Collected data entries
════════════════════

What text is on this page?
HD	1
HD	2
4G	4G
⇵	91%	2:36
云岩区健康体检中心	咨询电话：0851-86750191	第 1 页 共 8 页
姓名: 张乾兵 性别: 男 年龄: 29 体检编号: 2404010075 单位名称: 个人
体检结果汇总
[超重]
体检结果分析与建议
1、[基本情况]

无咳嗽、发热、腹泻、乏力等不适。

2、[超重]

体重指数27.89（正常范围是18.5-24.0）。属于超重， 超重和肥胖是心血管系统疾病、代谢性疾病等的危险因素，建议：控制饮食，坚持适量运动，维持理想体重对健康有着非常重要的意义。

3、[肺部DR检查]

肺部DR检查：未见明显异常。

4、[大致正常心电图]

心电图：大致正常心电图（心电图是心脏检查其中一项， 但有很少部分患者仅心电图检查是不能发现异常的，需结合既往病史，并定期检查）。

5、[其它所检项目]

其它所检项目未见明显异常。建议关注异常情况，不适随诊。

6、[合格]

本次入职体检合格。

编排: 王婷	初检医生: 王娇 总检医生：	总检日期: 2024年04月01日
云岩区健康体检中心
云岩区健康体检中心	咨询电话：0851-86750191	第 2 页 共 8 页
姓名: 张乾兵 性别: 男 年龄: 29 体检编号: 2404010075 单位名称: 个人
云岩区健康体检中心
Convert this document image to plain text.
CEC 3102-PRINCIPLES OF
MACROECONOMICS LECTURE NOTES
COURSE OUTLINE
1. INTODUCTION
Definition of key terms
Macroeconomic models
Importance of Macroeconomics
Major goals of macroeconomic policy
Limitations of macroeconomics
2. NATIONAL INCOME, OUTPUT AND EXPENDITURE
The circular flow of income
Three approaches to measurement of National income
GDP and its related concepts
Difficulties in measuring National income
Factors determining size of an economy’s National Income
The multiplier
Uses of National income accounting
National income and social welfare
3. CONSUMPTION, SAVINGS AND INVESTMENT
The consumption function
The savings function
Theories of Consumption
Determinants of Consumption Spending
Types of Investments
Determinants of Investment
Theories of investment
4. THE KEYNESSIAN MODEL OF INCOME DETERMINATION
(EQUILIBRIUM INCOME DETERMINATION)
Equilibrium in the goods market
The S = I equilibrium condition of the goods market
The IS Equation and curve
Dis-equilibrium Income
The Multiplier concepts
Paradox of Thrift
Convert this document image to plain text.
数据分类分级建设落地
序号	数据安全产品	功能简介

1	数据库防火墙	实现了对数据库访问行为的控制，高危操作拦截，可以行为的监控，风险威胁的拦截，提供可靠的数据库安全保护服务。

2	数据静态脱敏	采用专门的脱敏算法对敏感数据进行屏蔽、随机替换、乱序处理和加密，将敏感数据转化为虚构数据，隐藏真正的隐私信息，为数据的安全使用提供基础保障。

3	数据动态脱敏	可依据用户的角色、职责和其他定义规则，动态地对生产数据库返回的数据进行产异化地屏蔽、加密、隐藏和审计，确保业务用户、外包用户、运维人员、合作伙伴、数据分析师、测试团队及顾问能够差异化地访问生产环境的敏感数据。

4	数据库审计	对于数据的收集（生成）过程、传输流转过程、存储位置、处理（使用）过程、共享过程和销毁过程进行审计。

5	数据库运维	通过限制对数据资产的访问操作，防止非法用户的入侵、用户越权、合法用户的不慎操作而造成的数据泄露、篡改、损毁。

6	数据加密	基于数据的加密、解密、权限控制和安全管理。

════════════════════

== DIRECTION ==
Give only the number of lines in the preceding material that contain the string "market".

== ANSWER FOR THIS EXERCISE ==
2